> Task brief: The records below must be copied in full; omit the images.

> Extracted material:
========

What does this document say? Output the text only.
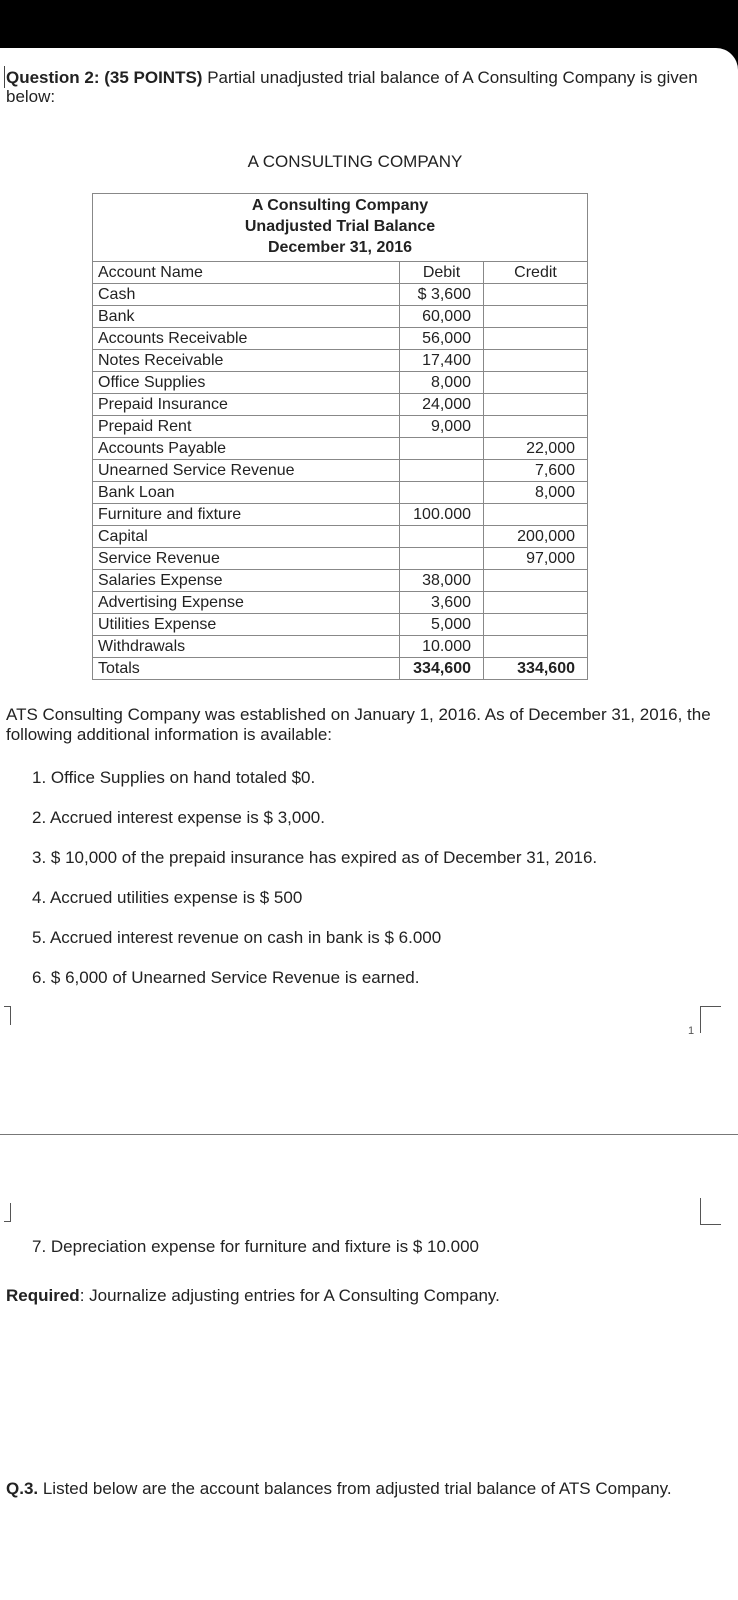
Question 2: (35 POINTS) Partial unadjusted trial balance of A Consulting Company is given below:
A CONSULTING COMPANY
A Consulting Company
Unadjusted Trial Balance
December 31, 2016		

Account Name	Debit	Credit
Cash	$ 3,600	
Bank	60,000	
Accounts Receivable	56,000	
Notes Receivable	17,400	
Office Supplies	8,000	
Prepaid Insurance	24,000	
Prepaid Rent	9,000	
Accounts Payable		22,000
Unearned Service Revenue		7,600
Bank Loan		8,000
Furniture and fixture	100.000	
Capital		200,000
Service Revenue		97,000
Salaries Expense	38,000	
Advertising Expense	3,600	
Utilities Expense	5,000	
Withdrawals	10.000	
Totals	334,600	334,600
ATS Consulting Company was established on January 1, 2016. As of December 31, 2016, the following additional information is available:
1. Office Supplies on hand totaled $0.
2. Accrued interest expense is $ 3,000.
3. $ 10,000 of the prepaid insurance has expired as of December 31, 2016.
4. Accrued utilities expense is $ 500
5. Accrued interest revenue on cash in bank is $ 6.000
6. $ 6,000 of Unearned Service Revenue is earned.
1
7. Depreciation expense for furniture and fixture is $ 10.000
Required: Journalize adjusting entries for A Consulting Company.
Q.3. Listed below are the account balances from adjusted trial balance of ATS Company.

========

> Exercise solution:
What does this document say? Output the text only.
Question 2: (35 POINTS) Partial unadjusted trial balance of A Consulting Company is given below:
A CONSULTING COMPANY
A Consulting Company
Unadjusted Trial Balance
December 31, 2016		

Account Name	Debit	Credit
Cash	$ 3,600	
Bank	60,000	
Accounts Receivable	56,000	
Notes Receivable	17,400	
Office Supplies	8,000	
Prepaid Insurance	24,000	
Prepaid Rent	9,000	
Accounts Payable		22,000
Unearned Service Revenue		7,600
Bank Loan		8,000
Furniture and fixture	100.000	
Capital		200,000
Service Revenue		97,000
Salaries Expense	38,000	
Advertising Expense	3,600	
Utilities Expense	5,000	
Withdrawals	10.000	
Totals	334,600	334,600
ATS Consulting Company was established on January 1, 2016. As of December 31, 2016, the following additional information is available:
1. Office Supplies on hand totaled $0.
2. Accrued interest expense is $ 3,000.
3. $ 10,000 of the prepaid insurance has expired as of December 31, 2016.
4. Accrued utilities expense is $ 500
5. Accrued interest revenue on cash in bank is $ 6.000
6. $ 6,000 of Unearned Service Revenue is earned.
1
7. Depreciation expense for furniture and fixture is $ 10.000
Required: Journalize adjusting entries for A Consulting Company.
Q.3. Listed below are the account balances from adjusted trial balance of ATS Company.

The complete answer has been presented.